>> START GIVEN RECORDS

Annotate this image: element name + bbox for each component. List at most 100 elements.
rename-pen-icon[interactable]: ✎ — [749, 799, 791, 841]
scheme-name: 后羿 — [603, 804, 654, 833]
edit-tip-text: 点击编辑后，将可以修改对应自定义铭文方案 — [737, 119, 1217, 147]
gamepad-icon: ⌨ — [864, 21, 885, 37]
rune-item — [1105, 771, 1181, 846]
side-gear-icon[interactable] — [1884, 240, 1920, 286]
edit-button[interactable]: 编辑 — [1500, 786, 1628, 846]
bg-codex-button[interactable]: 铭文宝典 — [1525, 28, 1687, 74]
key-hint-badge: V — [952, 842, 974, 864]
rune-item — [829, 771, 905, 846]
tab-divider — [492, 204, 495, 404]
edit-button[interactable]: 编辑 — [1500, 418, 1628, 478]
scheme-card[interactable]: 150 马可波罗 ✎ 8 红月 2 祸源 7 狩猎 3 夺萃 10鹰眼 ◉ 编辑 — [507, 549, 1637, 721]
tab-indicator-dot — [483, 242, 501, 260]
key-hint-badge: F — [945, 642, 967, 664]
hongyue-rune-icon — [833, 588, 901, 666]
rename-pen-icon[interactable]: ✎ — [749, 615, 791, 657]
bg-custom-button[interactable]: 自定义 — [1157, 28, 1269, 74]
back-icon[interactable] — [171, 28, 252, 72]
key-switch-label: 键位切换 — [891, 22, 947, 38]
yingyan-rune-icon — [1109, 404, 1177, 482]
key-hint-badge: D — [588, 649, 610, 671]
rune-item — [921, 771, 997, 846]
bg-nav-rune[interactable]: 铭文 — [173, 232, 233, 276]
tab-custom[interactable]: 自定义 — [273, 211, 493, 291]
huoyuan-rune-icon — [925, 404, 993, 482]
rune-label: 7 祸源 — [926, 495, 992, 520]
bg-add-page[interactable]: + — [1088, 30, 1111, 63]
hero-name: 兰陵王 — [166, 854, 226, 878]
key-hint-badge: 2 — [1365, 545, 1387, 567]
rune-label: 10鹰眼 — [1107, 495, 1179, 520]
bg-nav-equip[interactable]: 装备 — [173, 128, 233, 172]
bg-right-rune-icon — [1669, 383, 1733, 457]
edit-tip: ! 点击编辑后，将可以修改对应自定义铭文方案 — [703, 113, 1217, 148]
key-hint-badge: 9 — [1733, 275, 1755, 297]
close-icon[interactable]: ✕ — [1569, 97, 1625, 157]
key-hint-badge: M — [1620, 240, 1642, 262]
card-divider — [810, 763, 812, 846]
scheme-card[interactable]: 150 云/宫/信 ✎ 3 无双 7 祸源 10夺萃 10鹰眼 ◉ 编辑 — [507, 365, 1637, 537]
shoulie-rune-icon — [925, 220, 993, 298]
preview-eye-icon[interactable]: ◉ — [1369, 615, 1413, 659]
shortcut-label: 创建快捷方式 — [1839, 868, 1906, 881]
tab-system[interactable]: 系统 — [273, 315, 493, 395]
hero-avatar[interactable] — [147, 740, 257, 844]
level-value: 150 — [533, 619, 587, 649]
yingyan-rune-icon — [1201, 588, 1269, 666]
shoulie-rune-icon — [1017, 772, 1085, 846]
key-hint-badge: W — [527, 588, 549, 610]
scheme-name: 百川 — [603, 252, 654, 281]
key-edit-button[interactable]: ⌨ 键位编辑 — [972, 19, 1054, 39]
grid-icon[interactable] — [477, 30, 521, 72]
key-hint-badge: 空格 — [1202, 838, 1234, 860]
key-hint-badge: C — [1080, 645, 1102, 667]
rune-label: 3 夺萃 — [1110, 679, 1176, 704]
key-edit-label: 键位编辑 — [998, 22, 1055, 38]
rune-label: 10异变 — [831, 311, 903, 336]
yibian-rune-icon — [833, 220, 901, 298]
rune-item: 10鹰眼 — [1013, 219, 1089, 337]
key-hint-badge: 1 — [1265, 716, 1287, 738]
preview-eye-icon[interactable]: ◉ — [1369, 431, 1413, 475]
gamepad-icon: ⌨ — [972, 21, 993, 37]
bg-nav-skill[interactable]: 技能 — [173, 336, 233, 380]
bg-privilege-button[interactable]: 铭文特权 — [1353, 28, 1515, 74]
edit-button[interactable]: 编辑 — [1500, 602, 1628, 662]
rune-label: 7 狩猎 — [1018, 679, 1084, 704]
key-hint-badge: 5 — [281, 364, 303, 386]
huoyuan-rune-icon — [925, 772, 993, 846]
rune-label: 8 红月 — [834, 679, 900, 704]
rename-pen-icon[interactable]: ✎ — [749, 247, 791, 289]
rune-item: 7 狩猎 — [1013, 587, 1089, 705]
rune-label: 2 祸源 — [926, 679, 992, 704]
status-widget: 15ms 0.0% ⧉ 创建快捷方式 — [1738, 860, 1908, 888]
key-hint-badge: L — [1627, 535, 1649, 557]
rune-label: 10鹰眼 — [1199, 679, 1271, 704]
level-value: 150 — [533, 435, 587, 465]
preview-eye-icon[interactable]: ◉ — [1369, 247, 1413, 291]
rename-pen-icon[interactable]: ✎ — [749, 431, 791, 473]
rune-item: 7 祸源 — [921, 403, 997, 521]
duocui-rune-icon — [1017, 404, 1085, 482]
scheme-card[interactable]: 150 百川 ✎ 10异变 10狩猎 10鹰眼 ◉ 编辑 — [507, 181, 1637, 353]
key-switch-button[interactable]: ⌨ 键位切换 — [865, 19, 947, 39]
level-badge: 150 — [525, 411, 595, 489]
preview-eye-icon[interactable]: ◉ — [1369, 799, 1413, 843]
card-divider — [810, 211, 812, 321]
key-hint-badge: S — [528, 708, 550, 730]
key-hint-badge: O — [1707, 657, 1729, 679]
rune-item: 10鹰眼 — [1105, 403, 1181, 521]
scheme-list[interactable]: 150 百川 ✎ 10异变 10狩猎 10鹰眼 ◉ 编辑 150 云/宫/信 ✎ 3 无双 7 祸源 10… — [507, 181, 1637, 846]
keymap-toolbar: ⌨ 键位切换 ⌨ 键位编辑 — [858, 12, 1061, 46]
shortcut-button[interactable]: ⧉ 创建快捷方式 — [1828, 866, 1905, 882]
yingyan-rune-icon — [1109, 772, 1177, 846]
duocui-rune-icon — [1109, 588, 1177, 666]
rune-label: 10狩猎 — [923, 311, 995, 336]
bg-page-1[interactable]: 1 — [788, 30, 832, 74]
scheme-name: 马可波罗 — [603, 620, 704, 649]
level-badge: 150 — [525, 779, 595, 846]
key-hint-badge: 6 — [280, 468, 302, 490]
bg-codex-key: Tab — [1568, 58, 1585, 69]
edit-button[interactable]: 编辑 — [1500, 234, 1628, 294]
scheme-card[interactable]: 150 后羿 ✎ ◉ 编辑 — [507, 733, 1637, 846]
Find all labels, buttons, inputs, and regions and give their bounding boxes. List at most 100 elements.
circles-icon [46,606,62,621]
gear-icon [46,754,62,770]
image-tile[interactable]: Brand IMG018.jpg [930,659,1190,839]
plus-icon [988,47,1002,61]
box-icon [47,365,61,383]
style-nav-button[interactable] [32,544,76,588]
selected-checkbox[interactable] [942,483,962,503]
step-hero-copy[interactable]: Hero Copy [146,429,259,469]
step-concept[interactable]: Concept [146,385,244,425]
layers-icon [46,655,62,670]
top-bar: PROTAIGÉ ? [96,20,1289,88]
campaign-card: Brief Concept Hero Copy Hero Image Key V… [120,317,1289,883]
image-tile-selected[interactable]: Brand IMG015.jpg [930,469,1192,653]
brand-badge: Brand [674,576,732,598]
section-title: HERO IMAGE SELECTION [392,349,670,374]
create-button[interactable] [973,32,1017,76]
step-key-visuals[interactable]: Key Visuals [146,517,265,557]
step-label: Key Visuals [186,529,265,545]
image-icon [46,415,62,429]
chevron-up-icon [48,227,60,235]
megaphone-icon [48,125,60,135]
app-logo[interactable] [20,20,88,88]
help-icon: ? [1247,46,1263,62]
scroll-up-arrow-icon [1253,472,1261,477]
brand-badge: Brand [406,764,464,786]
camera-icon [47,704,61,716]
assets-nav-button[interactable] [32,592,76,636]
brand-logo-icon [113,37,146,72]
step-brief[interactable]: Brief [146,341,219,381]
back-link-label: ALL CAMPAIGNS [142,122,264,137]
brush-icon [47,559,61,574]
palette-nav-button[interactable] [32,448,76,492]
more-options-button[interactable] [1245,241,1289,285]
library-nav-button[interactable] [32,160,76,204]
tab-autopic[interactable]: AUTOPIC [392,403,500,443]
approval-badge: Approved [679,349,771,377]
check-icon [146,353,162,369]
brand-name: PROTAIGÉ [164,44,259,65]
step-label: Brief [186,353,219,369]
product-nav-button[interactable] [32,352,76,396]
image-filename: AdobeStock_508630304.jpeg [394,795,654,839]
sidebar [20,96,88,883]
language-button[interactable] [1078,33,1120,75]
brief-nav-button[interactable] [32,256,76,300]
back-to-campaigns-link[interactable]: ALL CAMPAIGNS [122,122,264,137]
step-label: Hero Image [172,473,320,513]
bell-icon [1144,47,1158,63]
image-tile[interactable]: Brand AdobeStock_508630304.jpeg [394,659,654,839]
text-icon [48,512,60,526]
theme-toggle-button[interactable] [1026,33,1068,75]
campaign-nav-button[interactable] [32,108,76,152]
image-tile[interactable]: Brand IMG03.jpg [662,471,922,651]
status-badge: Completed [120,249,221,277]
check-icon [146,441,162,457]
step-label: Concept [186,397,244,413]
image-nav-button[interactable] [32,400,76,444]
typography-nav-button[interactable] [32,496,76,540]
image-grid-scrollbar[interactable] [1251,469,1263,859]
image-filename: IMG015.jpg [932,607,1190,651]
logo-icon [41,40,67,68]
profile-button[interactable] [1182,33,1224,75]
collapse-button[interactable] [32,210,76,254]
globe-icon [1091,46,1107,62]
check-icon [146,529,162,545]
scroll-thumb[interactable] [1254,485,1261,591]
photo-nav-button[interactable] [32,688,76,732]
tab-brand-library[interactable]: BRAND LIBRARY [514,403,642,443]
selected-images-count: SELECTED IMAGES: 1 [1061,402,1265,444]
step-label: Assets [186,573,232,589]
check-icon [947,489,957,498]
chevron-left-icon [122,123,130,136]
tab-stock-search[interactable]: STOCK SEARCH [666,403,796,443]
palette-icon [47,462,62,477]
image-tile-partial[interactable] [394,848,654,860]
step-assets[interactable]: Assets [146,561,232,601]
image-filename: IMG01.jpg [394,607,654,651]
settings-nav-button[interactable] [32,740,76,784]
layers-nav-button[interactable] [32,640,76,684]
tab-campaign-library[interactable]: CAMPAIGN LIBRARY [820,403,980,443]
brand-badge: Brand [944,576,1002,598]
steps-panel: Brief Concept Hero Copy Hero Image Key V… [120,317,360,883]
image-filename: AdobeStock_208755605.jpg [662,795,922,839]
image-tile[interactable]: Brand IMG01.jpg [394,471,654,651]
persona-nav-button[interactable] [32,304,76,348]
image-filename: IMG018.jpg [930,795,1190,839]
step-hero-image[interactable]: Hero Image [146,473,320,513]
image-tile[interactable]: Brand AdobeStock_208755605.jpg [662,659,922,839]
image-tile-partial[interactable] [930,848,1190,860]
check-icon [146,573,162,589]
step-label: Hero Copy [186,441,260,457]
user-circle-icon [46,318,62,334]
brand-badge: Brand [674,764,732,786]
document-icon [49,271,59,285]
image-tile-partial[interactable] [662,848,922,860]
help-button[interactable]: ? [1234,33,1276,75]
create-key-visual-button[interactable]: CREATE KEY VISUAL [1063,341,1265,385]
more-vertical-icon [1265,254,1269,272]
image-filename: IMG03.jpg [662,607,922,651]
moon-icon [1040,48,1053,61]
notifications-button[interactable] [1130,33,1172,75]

>> END GIVEN RECORDS

__STATED GOAL__:
Extract every line of the material above that contains the string "CAMPAIGNS". Letter case must match.

__THE COMPLETED TASK__:
back-link-label: ALL CAMPAIGNS [142,122,264,137]
back-to-campaigns-link[interactable]: ALL CAMPAIGNS [122,122,264,137]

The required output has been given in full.